- Data for this exercise
——
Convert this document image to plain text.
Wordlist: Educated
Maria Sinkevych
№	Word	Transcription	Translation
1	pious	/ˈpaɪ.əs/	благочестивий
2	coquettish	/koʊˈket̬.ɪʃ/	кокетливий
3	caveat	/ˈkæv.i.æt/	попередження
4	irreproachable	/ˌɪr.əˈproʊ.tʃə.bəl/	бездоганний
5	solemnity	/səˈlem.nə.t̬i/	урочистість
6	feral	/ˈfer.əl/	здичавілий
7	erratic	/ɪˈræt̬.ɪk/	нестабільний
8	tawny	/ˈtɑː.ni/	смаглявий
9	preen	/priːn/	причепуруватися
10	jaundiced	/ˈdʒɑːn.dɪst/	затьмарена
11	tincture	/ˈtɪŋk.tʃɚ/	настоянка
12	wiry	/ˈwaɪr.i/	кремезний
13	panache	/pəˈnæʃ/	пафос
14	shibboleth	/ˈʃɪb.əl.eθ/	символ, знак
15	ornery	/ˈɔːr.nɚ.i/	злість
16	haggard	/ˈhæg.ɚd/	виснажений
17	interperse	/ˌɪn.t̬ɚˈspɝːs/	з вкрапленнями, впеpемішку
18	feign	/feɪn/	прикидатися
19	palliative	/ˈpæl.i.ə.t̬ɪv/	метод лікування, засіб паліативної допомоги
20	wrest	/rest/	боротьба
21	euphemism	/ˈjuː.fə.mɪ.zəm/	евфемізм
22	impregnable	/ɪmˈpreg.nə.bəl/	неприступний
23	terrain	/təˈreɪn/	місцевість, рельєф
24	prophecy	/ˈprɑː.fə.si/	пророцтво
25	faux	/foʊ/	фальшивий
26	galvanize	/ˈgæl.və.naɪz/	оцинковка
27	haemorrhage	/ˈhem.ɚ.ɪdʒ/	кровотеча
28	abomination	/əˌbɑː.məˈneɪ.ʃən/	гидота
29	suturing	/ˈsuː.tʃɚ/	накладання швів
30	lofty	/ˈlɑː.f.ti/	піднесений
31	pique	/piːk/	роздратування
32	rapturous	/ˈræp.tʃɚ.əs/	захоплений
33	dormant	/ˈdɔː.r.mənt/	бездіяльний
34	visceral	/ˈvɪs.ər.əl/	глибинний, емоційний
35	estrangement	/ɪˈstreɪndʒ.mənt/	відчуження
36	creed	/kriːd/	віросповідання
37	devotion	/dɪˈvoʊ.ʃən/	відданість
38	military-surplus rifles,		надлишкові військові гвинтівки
——
- Goal
Exact output of every entry is required.

- Output below
Convert this document image to plain text.
Wordlist: Educated
Maria Sinkevych
№	Word	Transcription	Translation
1	pious	/ˈpaɪ.əs/	благочестивий
2	coquettish	/koʊˈket̬.ɪʃ/	кокетливий
3	caveat	/ˈkæv.i.æt/	попередження
4	irreproachable	/ˌɪr.əˈproʊ.tʃə.bəl/	бездоганний
5	solemnity	/səˈlem.nə.t̬i/	урочистість
6	feral	/ˈfer.əl/	здичавілий
7	erratic	/ɪˈræt̬.ɪk/	нестабільний
8	tawny	/ˈtɑː.ni/	смаглявий
9	preen	/priːn/	причепуруватися
10	jaundiced	/ˈdʒɑːn.dɪst/	затьмарена
11	tincture	/ˈtɪŋk.tʃɚ/	настоянка
12	wiry	/ˈwaɪr.i/	кремезний
13	panache	/pəˈnæʃ/	пафос
14	shibboleth	/ˈʃɪb.əl.eθ/	символ, знак
15	ornery	/ˈɔːr.nɚ.i/	злість
16	haggard	/ˈhæg.ɚd/	виснажений
17	interperse	/ˌɪn.t̬ɚˈspɝːs/	з вкрапленнями, впеpемішку
18	feign	/feɪn/	прикидатися
19	palliative	/ˈpæl.i.ə.t̬ɪv/	метод лікування, засіб паліативної допомоги
20	wrest	/rest/	боротьба
21	euphemism	/ˈjuː.fə.mɪ.zəm/	евфемізм
22	impregnable	/ɪmˈpreg.nə.bəl/	неприступний
23	terrain	/təˈreɪn/	місцевість, рельєф
24	prophecy	/ˈprɑː.fə.si/	пророцтво
25	faux	/foʊ/	фальшивий
26	galvanize	/ˈgæl.və.naɪz/	оцинковка
27	haemorrhage	/ˈhem.ɚ.ɪdʒ/	кровотеча
28	abomination	/əˌbɑː.məˈneɪ.ʃən/	гидота
29	suturing	/ˈsuː.tʃɚ/	накладання швів
30	lofty	/ˈlɑː.f.ti/	піднесений
31	pique	/piːk/	роздратування
32	rapturous	/ˈræp.tʃɚ.əs/	захоплений
33	dormant	/ˈdɔː.r.mənt/	бездіяльний
34	visceral	/ˈvɪs.ər.əl/	глибинний, емоційний
35	estrangement	/ɪˈstreɪndʒ.mənt/	відчуження
36	creed	/kriːd/	віросповідання
37	devotion	/dɪˈvoʊ.ʃən/	відданість
38	military-surplus rifles,		надлишкові військові гвинтівки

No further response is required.